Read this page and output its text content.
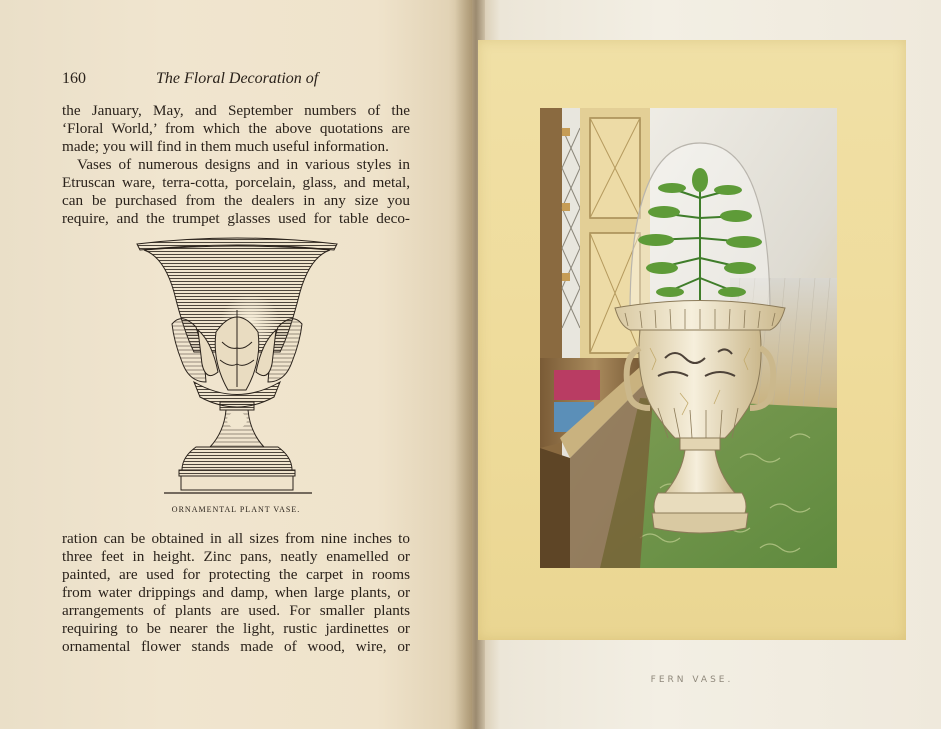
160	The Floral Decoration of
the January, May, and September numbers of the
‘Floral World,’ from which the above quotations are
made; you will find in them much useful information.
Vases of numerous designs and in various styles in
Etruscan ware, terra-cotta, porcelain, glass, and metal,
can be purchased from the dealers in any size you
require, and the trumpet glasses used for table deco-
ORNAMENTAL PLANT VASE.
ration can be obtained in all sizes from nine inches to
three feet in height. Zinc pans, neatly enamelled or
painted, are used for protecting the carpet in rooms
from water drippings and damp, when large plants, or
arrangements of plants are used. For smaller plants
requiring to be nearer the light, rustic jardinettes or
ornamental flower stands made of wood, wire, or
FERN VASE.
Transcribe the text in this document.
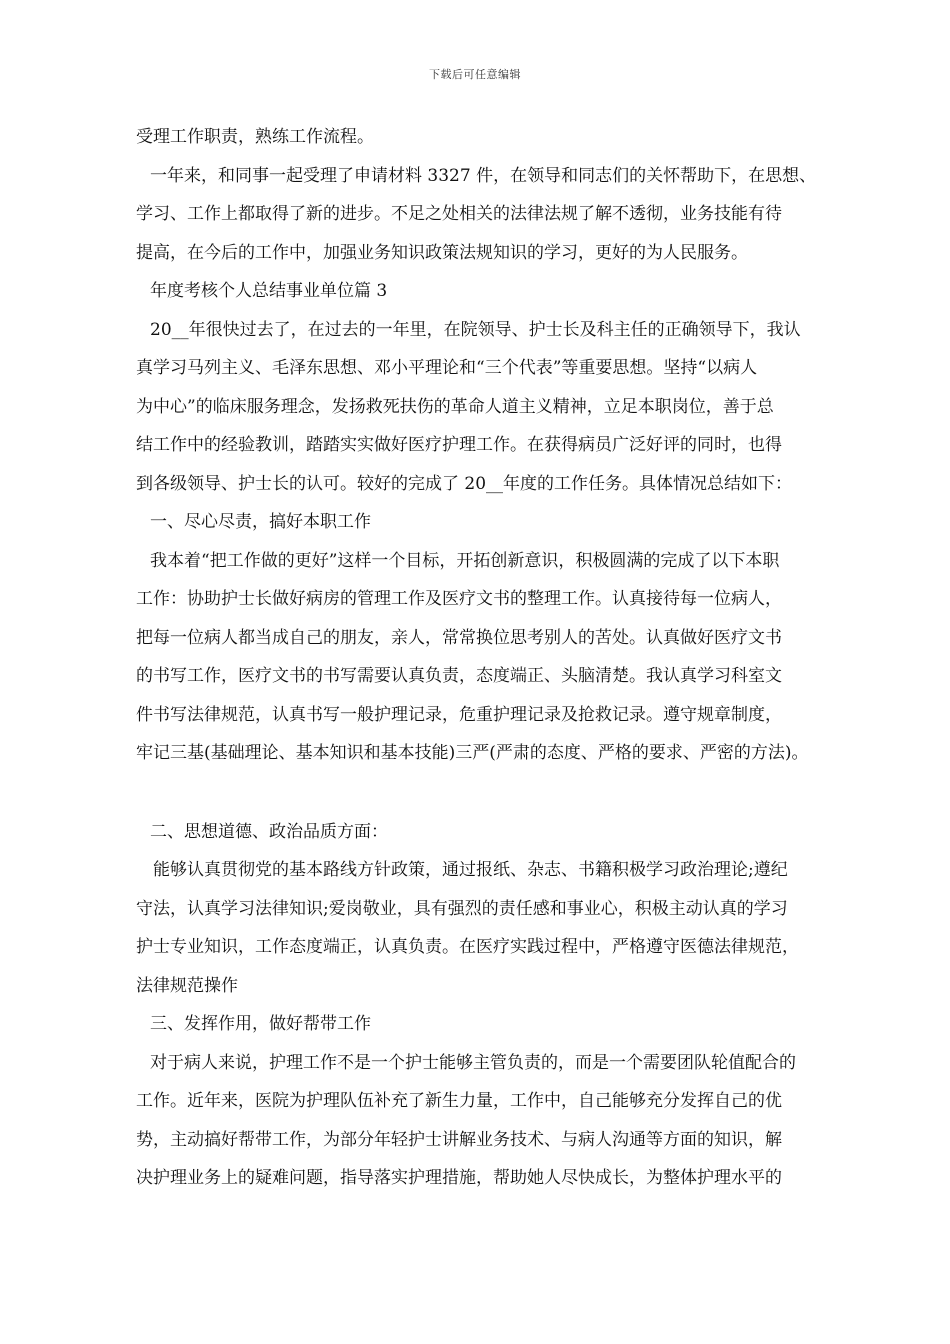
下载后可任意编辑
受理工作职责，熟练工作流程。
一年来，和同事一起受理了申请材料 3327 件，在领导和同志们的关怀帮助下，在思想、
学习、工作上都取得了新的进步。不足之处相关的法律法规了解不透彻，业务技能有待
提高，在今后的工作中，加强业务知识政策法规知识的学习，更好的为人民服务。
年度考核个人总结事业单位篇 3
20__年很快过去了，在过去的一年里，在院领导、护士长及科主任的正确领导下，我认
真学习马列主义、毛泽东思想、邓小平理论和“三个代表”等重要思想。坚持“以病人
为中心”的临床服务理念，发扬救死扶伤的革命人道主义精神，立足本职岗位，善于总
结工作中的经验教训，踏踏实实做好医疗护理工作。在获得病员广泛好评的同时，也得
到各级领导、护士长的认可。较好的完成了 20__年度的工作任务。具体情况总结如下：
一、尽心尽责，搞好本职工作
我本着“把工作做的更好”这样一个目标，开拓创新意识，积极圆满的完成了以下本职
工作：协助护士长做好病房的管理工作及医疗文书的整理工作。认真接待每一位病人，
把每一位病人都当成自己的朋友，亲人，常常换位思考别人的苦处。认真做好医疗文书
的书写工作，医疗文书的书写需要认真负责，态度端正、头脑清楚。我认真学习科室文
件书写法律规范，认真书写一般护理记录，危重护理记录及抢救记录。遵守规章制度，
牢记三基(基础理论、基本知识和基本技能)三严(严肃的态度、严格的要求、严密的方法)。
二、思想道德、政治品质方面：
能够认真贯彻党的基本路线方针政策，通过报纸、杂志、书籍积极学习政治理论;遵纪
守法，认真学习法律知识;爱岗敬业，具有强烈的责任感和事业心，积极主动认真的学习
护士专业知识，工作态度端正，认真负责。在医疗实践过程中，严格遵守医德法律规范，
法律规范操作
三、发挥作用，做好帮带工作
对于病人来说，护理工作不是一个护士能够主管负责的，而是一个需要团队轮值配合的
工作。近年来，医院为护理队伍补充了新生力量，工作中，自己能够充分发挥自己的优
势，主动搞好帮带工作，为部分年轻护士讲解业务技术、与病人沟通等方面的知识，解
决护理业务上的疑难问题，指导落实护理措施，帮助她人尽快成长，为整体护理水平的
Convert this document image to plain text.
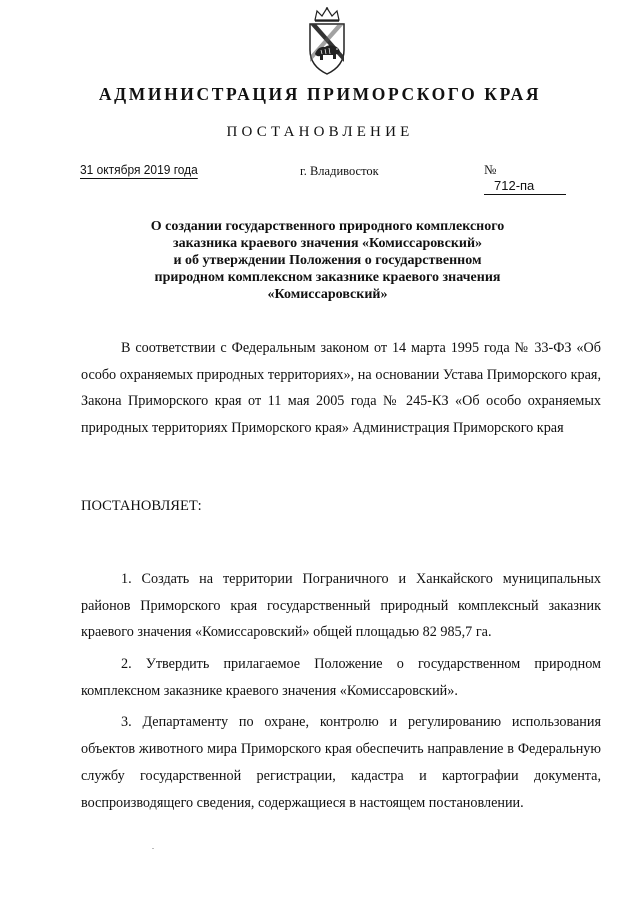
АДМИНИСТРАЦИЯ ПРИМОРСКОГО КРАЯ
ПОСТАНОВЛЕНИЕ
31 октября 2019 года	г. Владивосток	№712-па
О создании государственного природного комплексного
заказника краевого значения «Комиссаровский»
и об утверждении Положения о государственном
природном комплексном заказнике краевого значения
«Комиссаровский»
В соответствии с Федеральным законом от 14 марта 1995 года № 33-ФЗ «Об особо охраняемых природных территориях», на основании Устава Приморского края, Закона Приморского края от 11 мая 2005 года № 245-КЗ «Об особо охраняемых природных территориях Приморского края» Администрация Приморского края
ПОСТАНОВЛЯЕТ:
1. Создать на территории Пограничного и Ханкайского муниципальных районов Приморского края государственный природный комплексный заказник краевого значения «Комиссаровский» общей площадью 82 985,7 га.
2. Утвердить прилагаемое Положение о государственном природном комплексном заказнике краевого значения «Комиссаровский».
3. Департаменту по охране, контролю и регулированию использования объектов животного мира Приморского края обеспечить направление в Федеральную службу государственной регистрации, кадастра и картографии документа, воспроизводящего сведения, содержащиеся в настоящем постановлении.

- **Aim of the exercise**: Skip the pictures and transcribe the rest of the records exactly.

- **Reply to the task**:
Read this page and output its text content.
160	The Floral Decoration of
the January, May, and September numbers of the
‘Floral World,’ from which the above quotations are
made; you will find in them much useful information.
Vases of numerous designs and in various styles in
Etruscan ware, terra-cotta, porcelain, glass, and metal,
can be purchased from the dealers in any size you
require, and the trumpet glasses used for table deco-
ORNAMENTAL PLANT VASE.
ration can be obtained in all sizes from nine inches to
three feet in height. Zinc pans, neatly enamelled or
painted, are used for protecting the carpet in rooms
from water drippings and damp, when large plants, or
arrangements of plants are used. For smaller plants
requiring to be nearer the light, rustic jardinettes or
ornamental flower stands made of wood, wire, or
FERN VASE.
Transcribe the text in this document.
下载后可任意编辑
受理工作职责，熟练工作流程。
一年来，和同事一起受理了申请材料 3327 件，在领导和同志们的关怀帮助下，在思想、
学习、工作上都取得了新的进步。不足之处相关的法律法规了解不透彻，业务技能有待
提高，在今后的工作中，加强业务知识政策法规知识的学习，更好的为人民服务。
年度考核个人总结事业单位篇 3
20__年很快过去了，在过去的一年里，在院领导、护士长及科主任的正确领导下，我认
真学习马列主义、毛泽东思想、邓小平理论和“三个代表”等重要思想。坚持“以病人
为中心”的临床服务理念，发扬救死扶伤的革命人道主义精神，立足本职岗位，善于总
结工作中的经验教训，踏踏实实做好医疗护理工作。在获得病员广泛好评的同时，也得
到各级领导、护士长的认可。较好的完成了 20__年度的工作任务。具体情况总结如下：
一、尽心尽责，搞好本职工作
我本着“把工作做的更好”这样一个目标，开拓创新意识，积极圆满的完成了以下本职
工作：协助护士长做好病房的管理工作及医疗文书的整理工作。认真接待每一位病人，
把每一位病人都当成自己的朋友，亲人，常常换位思考别人的苦处。认真做好医疗文书
的书写工作，医疗文书的书写需要认真负责，态度端正、头脑清楚。我认真学习科室文
件书写法律规范，认真书写一般护理记录，危重护理记录及抢救记录。遵守规章制度，
牢记三基(基础理论、基本知识和基本技能)三严(严肃的态度、严格的要求、严密的方法)。
二、思想道德、政治品质方面：
能够认真贯彻党的基本路线方针政策，通过报纸、杂志、书籍积极学习政治理论;遵纪
守法，认真学习法律知识;爱岗敬业，具有强烈的责任感和事业心，积极主动认真的学习
护士专业知识，工作态度端正，认真负责。在医疗实践过程中，严格遵守医德法律规范，
法律规范操作
三、发挥作用，做好帮带工作
对于病人来说，护理工作不是一个护士能够主管负责的，而是一个需要团队轮值配合的
工作。近年来，医院为护理队伍补充了新生力量，工作中，自己能够充分发挥自己的优
势，主动搞好帮带工作，为部分年轻护士讲解业务技术、与病人沟通等方面的知识，解
决护理业务上的疑难问题，指导落实护理措施，帮助她人尽快成长，为整体护理水平的
Convert this document image to plain text.
АДМИНИСТРАЦИЯ ПРИМОРСКОГО КРАЯ
ПОСТАНОВЛЕНИЕ
31 октября 2019 года	г. Владивосток	№712-па
О создании государственного природного комплексного
заказника краевого значения «Комиссаровский»
и об утверждении Положения о государственном
природном комплексном заказнике краевого значения
«Комиссаровский»
В соответствии с Федеральным законом от 14 марта 1995 года № 33-ФЗ «Об особо охраняемых природных территориях», на основании Устава Приморского края, Закона Приморского края от 11 мая 2005 года № 245-КЗ «Об особо охраняемых природных территориях Приморского края» Администрация Приморского края
ПОСТАНОВЛЯЕТ:
1. Создать на территории Пограничного и Ханкайского муниципальных районов Приморского края государственный природный комплексный заказник краевого значения «Комиссаровский» общей площадью 82 985,7 га.
2. Утвердить прилагаемое Положение о государственном природном комплексном заказнике краевого значения «Комиссаровский».
3. Департаменту по охране, контролю и регулированию использования объектов животного мира Приморского края обеспечить направление в Федеральную службу государственной регистрации, кадастра и картографии документа, воспроизводящего сведения, содержащиеся в настоящем постановлении.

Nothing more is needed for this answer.